→ **SELECTED PASSAGE**:
++++++++

Understanding the Concept of Defect in a Recent Building
A Generic Term Covering a Wide Range of Realities
The term « defect » (« désordre » in French) is widely used in construction law, but it does not always carry the same meaning depending on the context. Generally, it refers to any flaw, anomaly, deterioration or non-compliance affecting a constructed work. This may include a structural or aesthetic crack, water infiltration, a defect in thermal insulation, an equipment malfunction, floor subsidence, rising damp by capillarity, an acoustic issue between dwellings, an incorrect slope on a terrace, or even non-compliance with the building permit or urban planning rules.
Not all defects are equivalent, and the law draws a precise distinction between those that justify the application of a legal warranty and those that fall under ordinary contractual liability. This distinction is not merely theoretical: it determines who can be held liable, the time limits for action, the possibility of mobilising insurance coverage, and the scope of the compensation that may be obtained.
Thus, the same apparent defect — for instance a crack — may, depending on its size, location, evolving nature and consequences, fall under the ten-year decennial warranty, the warranty of perfect completion, the warranty of proper functioning, or simply constitute an aesthetic flaw without particular significance. This is why it is essential, as soon as a defect appears, not to qualify it too hastily and to seek professional support to correctly analyse the situation and choose the most effective course of action.
When is a Building Considered « Recent » Under French Construction Law?
Under French construction law, a building is considered « recent » as long as the formal acceptance of the works (réception) took place less than ten years ago. The acceptance is a fundamental legal act: it marks the official completion of the works and constitutes the starting point of all legal warranties. It may be express, through the signing of an acceptance protocol, or tacit, when the project owner takes possession of the works without express reservations. In some cases, acceptance may even be judicial, pronounced by a court in the event of a dispute over the completion of the works.
This ten-year period constitutes the core of the protection offered by the legislator. It corresponds to the duration during which construction professionals are presumed liable for the most serious defects affecting the works. Before the expiration of this period, successive and complementary mechanisms come into play to cover different types of defects: the warranty of perfect completion during the first year, the warranty of proper functioning for two years, and the decennial warranty up to the tenth anniversary of acceptance.

++++++++

→ **RECORDS**:
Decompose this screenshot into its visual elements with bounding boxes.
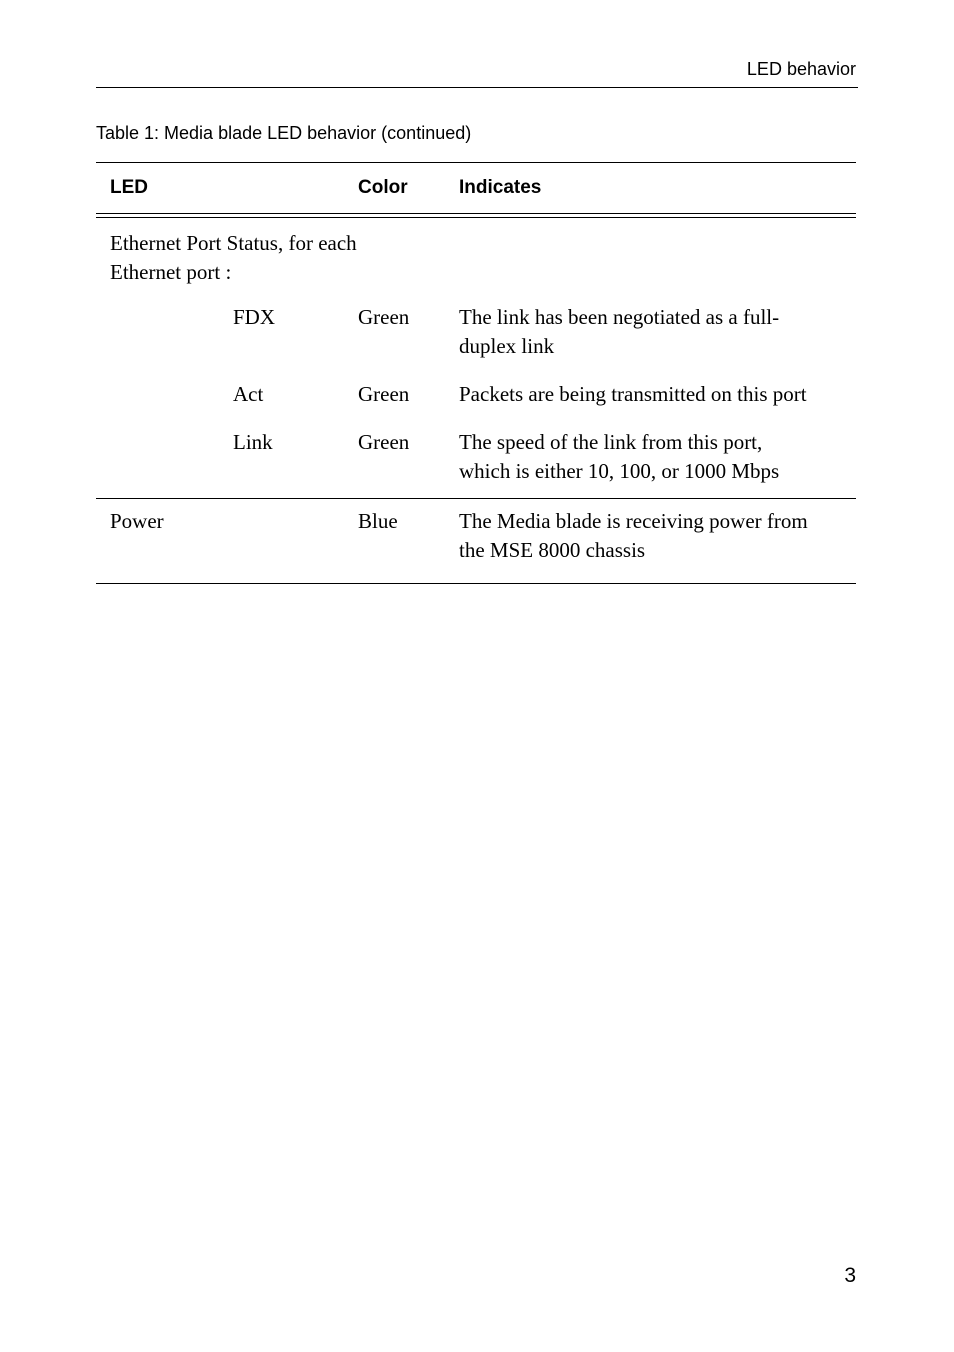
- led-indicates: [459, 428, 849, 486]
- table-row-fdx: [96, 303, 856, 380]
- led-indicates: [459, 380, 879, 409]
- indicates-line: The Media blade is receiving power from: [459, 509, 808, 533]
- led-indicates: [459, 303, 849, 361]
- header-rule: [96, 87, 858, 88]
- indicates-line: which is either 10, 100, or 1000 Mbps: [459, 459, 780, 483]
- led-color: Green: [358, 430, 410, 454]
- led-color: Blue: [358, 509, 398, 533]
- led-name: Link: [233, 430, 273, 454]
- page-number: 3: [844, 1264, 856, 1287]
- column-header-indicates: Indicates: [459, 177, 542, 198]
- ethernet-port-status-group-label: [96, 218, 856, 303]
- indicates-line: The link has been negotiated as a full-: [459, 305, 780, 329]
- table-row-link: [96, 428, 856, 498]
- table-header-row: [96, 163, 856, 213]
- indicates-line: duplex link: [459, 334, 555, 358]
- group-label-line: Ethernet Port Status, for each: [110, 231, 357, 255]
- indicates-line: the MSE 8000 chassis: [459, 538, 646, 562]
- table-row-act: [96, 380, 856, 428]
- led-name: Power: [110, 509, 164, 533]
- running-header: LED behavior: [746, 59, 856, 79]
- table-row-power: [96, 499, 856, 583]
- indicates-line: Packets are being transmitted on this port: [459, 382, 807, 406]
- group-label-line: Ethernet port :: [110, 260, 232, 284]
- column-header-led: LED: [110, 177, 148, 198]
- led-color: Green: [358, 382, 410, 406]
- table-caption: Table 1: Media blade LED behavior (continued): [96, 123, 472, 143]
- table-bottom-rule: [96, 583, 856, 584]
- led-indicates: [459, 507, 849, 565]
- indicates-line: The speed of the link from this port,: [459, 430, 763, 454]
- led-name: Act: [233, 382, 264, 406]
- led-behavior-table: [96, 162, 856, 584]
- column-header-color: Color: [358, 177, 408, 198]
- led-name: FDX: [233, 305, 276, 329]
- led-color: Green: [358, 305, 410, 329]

++++++++

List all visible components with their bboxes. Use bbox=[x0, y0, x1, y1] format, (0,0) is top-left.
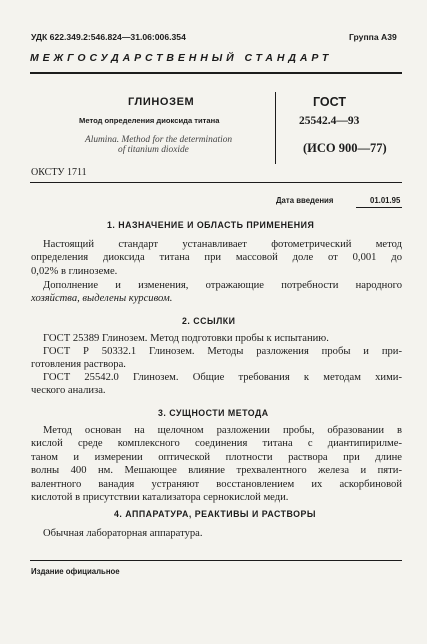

++++++++

→ **TASKS AND EXERCISES**:
A – Write out the passage on defects in recent buildings, starting at "Not all defects" and ending at "may be obtained.".
B – Write what comes next in the passage on defects in recent buildings, picking up after its final sentence.

→ **ANSWERS PER TASK**:
A –
Not all defects are equivalent, and the law draws a precise distinction between those that justify the application of a legal warranty and those that fall under ordinary contractual liability. This distinction is not merely theoretical: it determines who can be held liable, the time limits for action, the possibility of mobilising insurance coverage, and the scope of the compensation that may be obtained.

B –
This articulation is essential. It provides protection covering both minor defects detected early in the building’s life and more serious defects that may emerge later, sometimes several years after the completion of the works. One must, however, know how to activate the right warranty at the right time, as each mechanism has its own conditions of application, identified obligors, and expiration deadlines.
The Main Liability Regimes Applicable to Defects in a Recent Building
The Warranty of Perfect Completion (Article 1792-6 of the French Civil Code)
The warranty of perfect completion is the first that can be invoked. Set out in Article 1792-6 of the French Civil Code, it is borne by the contractor who carried out the works and covers all defects reported by the project owner during the year following acceptance. This warranty has a deliberately broad scope: it applies both to reservations made at the time of acceptance and to defects that emerge afterwards, without any condition of particular seriousness.
The contractor is required to repair, within a time frame agreed with the project owner, all reported defects. If no time frame has been specified, the contractor must intervene within a reasonable period. Failing performance, the project owner may, after a formal notice that has remained without effect, have the works carried out by another company at the cost and risk of the defaulting contractor.
The advantage of this warranty is that it covers all types of defects, whether aesthetic flaws, imperfect finishes, minor malfunctions, or more serious shortcomings. It therefore constitutes a valuable tool during the first year, provided that defects are reported promptly and in writing. This is also why it is strongly recommended, during the twelve months following acceptance, to carry out a careful inspection of the property and to report any anomaly observed without delay.
Case Study No. 1 — The Tiled Bathroom that Deteriorates
A couple takes delivery of their new house built by a single-family home developer. Three months after delivery, several bathroom tiles come loose and a shower joint shows signs of cracking. The couple immediately sends a registered letter to the developer, attaching dated photographs and requesting repair works under the warranty of perfect completion.
The developer, initially cooperative, eventually delays intervention. The couple then sends a formal notice to proceed with repairs within three weeks. This step remains without effect. On the basis of Article 1792-6, the couple may engage another company to carry out the repairs and claim the cost from the defaulting developer.
Lesson: the warranty of perfect completion does not require proof of fault. The mere fact that the defect appeared within the year and was reported in writing is sufficient to activate the warranty. Promptness in reporting and written traceability are decisive.
The Two-Year Warranty or Warranty of Proper Functioning (Article 1792-3 of the French Civil Code)
The two-year warranty, also known as the warranty of proper functioning, is provided for in Article 1792-3 of the French Civil Code. It covers, for two years from acceptance, defects affecting equipment items that are dissociable from the works. This concerns elements that can be removed, dismantled or replaced without damaging the building: roller shutters, interior doors, taps, non-built-in radiators, integrated kitchen equipment, home automation devices, certain removable coverings, independent water heaters, and so on.
The purpose of this warranty is to cover functional elements that, while not affecting the structure of the building, may nonetheless compromise its normal use. Thus, a roller shutter that no longer works properly, a dissociable boiler that breaks down, or a door that no longer closes correctly may, depending on the circumstances, justify the application of the two-year warranty.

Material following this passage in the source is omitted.